Of all the lines in the material, how many contain the word "ਫਰਵਰ"? State the number alone.
▼
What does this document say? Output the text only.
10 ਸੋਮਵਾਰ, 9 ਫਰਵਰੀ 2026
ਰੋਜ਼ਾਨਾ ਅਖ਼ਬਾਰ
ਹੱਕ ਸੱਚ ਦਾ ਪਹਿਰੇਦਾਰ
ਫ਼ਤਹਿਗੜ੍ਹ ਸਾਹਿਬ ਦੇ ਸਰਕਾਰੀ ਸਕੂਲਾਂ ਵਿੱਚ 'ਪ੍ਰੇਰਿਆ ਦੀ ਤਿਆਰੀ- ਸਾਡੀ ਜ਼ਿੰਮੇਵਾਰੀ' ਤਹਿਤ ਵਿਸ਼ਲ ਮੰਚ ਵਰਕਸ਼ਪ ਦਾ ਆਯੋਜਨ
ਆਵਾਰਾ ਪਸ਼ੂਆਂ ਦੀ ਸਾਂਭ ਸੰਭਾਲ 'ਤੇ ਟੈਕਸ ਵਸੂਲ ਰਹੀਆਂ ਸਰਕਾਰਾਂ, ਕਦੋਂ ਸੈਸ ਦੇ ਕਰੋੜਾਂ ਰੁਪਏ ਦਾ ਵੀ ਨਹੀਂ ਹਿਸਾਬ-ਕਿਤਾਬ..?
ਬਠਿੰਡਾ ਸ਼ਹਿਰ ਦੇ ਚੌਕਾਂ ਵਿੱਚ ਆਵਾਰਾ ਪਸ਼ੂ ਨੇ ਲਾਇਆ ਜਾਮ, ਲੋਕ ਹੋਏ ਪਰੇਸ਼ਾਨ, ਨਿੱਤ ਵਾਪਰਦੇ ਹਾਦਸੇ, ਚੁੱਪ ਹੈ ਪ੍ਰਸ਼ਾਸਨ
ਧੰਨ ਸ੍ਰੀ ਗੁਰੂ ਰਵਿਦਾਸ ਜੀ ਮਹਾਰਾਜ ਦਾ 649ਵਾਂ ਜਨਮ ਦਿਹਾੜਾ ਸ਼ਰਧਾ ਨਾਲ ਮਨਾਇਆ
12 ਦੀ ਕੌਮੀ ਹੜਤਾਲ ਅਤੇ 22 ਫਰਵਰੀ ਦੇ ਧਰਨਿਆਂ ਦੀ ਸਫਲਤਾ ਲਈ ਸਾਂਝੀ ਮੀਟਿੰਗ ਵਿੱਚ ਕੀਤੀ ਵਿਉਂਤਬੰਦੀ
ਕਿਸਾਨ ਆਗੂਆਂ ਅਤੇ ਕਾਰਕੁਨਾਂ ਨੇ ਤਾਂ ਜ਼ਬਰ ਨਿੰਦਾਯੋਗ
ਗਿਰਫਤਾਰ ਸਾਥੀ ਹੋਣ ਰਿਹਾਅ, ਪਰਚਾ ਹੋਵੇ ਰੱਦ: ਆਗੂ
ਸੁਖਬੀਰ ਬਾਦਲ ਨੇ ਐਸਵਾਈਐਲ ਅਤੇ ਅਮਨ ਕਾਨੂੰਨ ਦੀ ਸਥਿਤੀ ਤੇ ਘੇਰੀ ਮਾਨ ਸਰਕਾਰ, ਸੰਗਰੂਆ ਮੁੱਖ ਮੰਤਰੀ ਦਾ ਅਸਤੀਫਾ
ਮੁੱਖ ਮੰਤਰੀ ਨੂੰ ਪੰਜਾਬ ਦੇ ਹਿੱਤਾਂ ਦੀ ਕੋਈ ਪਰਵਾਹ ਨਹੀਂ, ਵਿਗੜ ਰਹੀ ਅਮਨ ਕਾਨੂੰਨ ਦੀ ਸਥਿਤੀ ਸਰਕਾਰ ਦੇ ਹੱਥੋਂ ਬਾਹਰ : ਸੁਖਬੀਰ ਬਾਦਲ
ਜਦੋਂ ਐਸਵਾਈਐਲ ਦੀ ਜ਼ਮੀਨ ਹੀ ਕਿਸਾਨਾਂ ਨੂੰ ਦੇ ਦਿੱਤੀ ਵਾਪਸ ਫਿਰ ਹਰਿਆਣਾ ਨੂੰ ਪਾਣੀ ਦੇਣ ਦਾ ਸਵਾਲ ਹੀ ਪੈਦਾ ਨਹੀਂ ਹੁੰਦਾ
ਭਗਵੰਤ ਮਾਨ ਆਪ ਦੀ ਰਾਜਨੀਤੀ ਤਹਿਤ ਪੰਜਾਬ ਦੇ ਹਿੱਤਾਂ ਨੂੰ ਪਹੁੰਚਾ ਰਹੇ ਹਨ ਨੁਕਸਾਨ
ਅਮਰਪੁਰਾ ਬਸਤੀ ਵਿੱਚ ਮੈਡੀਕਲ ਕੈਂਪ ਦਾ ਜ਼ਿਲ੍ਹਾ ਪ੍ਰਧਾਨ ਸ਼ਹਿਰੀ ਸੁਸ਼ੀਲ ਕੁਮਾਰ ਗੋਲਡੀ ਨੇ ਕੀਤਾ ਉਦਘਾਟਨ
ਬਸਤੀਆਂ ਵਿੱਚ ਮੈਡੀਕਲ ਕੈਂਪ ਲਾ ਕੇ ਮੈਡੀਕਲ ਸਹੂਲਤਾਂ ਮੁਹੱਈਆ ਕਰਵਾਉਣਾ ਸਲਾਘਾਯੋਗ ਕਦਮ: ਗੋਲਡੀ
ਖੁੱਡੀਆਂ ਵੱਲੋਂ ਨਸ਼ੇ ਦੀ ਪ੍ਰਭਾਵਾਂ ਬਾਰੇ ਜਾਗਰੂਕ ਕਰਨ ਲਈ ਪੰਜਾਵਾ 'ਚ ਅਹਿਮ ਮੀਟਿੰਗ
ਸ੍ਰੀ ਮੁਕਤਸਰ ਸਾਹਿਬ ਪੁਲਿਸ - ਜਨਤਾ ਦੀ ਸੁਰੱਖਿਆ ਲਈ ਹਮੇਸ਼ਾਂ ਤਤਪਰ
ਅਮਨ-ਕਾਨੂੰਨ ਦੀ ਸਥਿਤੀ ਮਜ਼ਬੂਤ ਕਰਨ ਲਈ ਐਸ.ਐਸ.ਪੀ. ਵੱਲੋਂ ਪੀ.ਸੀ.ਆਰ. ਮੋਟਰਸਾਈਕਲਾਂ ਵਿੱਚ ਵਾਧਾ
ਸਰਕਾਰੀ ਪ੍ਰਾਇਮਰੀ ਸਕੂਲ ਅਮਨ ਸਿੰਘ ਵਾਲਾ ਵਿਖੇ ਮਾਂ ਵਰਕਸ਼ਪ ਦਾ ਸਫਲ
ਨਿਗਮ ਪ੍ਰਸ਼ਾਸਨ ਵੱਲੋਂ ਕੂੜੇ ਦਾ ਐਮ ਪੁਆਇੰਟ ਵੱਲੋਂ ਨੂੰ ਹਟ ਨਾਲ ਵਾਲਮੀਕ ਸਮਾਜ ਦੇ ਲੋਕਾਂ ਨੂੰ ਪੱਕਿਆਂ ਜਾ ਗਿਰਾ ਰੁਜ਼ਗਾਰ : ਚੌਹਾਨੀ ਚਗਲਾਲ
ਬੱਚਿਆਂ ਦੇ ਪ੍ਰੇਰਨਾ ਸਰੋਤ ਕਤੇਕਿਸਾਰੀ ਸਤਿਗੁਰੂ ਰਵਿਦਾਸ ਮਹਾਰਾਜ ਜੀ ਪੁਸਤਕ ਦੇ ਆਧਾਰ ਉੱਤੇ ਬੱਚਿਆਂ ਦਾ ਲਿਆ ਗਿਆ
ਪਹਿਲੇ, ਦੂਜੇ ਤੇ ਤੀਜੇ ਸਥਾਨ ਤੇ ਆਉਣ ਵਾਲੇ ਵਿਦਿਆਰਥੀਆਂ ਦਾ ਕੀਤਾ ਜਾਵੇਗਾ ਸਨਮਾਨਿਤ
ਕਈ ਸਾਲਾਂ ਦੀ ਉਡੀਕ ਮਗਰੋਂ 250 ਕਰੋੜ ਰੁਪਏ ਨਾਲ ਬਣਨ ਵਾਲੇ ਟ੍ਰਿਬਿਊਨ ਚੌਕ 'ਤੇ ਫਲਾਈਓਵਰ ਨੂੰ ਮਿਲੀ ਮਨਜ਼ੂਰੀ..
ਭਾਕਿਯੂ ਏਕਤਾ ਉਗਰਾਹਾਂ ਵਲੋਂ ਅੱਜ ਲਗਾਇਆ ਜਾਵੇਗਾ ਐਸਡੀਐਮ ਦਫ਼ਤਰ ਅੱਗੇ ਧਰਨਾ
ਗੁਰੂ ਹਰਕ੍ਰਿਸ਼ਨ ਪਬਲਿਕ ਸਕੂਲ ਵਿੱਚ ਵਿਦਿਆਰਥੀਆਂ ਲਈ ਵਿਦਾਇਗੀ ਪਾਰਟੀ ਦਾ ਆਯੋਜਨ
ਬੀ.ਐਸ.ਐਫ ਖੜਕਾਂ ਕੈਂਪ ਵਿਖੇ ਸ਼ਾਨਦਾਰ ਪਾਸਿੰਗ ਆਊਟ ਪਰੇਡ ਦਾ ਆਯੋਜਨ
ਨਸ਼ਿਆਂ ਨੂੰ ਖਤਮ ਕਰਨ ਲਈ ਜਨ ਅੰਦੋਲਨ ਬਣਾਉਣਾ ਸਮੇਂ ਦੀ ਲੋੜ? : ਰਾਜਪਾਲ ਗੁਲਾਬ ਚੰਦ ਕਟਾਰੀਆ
▲
• _RESPONSE_
2